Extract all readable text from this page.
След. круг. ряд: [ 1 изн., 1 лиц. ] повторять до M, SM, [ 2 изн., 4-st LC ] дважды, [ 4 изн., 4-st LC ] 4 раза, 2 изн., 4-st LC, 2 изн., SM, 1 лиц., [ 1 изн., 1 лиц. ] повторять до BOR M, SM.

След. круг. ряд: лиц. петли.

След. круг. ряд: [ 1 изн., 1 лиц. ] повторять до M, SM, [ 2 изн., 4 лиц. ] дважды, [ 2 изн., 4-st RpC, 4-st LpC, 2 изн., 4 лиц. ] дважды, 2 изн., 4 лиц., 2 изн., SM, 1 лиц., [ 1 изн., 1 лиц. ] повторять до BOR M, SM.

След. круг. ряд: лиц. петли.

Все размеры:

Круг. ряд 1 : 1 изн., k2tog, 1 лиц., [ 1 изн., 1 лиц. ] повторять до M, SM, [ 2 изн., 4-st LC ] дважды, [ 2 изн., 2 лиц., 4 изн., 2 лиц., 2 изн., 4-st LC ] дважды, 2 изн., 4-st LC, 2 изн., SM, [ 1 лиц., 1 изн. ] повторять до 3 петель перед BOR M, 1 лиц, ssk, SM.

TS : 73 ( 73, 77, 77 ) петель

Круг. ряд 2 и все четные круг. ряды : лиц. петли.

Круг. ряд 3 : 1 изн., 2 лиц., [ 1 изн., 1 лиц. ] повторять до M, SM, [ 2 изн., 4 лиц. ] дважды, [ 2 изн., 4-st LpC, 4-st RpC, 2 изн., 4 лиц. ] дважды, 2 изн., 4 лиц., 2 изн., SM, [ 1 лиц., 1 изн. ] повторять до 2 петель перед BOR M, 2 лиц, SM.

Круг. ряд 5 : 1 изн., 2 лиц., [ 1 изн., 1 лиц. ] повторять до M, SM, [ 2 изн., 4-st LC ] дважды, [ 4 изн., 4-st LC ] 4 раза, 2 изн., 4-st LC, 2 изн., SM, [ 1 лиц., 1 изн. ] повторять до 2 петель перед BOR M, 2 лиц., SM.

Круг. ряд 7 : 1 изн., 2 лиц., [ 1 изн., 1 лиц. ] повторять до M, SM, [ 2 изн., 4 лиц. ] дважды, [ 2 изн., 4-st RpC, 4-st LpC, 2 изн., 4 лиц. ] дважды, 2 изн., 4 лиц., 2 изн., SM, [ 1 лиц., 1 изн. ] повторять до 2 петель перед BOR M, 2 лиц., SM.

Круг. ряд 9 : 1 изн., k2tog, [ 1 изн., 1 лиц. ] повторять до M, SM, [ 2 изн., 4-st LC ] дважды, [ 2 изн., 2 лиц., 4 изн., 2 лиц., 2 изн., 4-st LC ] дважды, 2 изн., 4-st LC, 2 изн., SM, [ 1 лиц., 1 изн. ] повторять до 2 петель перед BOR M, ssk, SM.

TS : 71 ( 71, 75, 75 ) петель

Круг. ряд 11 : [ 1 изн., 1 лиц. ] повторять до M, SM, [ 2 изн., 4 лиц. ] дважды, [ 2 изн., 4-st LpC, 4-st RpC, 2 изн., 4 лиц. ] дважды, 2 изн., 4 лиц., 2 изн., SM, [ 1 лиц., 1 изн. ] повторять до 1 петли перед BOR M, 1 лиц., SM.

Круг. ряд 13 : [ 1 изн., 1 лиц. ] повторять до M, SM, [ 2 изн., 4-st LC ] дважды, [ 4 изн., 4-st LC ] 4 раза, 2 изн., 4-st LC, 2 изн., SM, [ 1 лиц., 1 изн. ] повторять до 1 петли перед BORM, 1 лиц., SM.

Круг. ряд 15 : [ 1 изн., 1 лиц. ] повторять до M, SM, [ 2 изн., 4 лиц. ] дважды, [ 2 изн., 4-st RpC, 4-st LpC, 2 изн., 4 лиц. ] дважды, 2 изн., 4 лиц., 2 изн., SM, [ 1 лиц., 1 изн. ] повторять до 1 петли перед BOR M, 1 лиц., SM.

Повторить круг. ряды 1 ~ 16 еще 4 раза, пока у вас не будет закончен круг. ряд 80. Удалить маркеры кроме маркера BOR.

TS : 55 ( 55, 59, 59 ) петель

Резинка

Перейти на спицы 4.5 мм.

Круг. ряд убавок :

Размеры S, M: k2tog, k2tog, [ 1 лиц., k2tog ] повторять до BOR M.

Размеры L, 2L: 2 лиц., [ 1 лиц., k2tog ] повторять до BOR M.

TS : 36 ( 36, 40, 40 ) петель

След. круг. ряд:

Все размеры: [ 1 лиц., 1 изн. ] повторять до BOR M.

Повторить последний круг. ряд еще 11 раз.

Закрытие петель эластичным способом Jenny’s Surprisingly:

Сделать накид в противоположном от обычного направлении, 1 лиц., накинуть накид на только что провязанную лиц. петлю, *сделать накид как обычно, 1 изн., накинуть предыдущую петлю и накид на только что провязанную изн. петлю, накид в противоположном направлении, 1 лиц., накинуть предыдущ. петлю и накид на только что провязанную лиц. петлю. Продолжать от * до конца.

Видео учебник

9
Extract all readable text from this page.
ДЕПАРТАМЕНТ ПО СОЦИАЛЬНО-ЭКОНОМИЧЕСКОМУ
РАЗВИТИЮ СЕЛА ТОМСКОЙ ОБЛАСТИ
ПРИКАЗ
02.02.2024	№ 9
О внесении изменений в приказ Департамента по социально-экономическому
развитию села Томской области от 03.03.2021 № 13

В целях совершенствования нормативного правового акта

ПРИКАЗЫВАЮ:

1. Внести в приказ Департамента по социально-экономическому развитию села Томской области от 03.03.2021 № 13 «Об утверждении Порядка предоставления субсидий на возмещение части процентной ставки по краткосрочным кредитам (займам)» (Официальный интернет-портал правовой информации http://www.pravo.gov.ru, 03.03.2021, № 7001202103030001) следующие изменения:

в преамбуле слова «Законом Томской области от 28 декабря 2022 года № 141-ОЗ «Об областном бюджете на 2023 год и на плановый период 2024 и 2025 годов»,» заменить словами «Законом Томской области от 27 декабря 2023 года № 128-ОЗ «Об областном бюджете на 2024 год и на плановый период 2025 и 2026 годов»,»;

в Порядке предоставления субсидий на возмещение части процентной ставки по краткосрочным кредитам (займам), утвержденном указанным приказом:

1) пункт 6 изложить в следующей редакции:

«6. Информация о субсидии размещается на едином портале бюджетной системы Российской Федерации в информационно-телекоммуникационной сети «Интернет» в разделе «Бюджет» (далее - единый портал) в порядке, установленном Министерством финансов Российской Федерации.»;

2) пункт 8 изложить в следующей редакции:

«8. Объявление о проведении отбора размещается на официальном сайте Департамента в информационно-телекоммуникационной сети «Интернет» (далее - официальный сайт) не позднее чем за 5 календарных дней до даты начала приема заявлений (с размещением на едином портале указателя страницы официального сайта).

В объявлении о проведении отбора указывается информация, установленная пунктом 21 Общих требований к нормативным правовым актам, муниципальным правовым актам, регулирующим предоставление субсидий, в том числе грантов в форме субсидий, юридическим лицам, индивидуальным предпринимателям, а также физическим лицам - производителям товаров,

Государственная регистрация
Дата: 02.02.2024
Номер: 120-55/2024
==*==
TASK DETAILS. Say how many lines of the data include the word "Повторить". Nothing other than the number should be given.

ANSWER FOR THE TASK. 2